## begin RECORDS FOR PROCESSING
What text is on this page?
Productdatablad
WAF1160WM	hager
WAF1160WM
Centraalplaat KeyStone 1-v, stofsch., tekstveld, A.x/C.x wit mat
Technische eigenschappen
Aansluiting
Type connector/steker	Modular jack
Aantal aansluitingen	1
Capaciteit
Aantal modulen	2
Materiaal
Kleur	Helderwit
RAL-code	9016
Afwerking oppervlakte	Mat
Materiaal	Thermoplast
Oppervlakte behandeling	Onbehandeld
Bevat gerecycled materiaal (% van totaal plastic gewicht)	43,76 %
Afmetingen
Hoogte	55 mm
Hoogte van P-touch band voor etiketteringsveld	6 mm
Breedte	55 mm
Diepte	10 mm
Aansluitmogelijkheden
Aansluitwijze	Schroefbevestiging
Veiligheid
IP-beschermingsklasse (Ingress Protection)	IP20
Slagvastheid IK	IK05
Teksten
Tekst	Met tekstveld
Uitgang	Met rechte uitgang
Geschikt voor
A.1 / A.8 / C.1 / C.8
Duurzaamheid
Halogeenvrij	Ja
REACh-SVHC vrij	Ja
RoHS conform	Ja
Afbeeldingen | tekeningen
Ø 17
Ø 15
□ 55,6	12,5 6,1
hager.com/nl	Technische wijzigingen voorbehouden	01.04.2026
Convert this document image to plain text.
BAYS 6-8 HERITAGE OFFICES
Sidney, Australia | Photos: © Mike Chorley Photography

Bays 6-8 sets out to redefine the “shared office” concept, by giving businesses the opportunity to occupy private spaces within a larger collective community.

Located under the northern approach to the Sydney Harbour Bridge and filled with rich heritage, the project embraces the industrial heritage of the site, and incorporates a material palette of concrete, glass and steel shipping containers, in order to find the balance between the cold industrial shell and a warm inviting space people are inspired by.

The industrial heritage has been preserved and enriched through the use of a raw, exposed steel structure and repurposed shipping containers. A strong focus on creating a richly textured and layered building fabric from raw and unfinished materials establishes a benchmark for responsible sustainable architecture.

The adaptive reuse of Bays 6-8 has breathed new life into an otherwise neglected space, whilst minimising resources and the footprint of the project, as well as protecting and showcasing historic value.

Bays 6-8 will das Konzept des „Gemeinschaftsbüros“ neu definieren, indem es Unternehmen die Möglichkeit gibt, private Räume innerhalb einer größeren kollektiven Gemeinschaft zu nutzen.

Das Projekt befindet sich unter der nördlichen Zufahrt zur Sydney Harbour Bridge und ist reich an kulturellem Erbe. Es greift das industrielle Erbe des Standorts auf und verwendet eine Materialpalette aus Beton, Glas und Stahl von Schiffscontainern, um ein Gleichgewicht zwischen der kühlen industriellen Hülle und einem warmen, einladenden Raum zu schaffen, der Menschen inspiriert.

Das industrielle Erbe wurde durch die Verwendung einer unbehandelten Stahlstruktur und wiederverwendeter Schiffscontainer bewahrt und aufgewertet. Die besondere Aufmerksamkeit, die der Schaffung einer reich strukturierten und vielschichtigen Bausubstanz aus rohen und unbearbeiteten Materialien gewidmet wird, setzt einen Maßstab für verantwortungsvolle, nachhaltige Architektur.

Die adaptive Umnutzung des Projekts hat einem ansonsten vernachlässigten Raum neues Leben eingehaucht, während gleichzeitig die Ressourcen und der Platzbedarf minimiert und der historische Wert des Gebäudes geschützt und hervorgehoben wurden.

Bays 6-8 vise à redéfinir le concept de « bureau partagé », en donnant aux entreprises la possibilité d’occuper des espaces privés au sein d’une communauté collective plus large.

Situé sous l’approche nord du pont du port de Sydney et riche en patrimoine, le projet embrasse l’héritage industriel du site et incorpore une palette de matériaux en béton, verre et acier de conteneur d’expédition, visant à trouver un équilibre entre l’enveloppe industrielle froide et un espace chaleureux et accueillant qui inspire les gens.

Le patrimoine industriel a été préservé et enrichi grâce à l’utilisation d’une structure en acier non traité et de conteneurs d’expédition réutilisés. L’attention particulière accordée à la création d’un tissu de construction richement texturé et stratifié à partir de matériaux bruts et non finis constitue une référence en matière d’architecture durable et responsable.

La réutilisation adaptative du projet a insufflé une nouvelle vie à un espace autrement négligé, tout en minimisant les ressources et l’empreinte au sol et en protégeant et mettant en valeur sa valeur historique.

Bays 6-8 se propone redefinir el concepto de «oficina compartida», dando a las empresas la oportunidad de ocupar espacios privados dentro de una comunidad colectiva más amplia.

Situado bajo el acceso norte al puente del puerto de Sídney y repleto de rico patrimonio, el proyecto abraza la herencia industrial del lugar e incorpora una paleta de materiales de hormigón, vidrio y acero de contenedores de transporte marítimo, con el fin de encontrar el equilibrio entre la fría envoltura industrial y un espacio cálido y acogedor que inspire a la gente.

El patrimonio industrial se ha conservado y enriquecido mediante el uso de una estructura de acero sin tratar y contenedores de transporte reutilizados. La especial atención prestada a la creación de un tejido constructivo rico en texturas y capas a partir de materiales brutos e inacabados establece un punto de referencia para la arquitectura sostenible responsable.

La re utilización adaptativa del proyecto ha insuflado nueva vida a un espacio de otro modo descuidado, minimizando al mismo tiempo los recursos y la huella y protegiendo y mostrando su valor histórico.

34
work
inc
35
## end RECORDS FOR PROCESSING
# TASK DIRECTIONS
Look over the material above and show each line where "tekstveld" appears.

# PROBLEM SOLUTION
Centraalplaat KeyStone 1-v, stofsch., tekstveld, A.x/C.x wit mat
Tekst	Met tekstveld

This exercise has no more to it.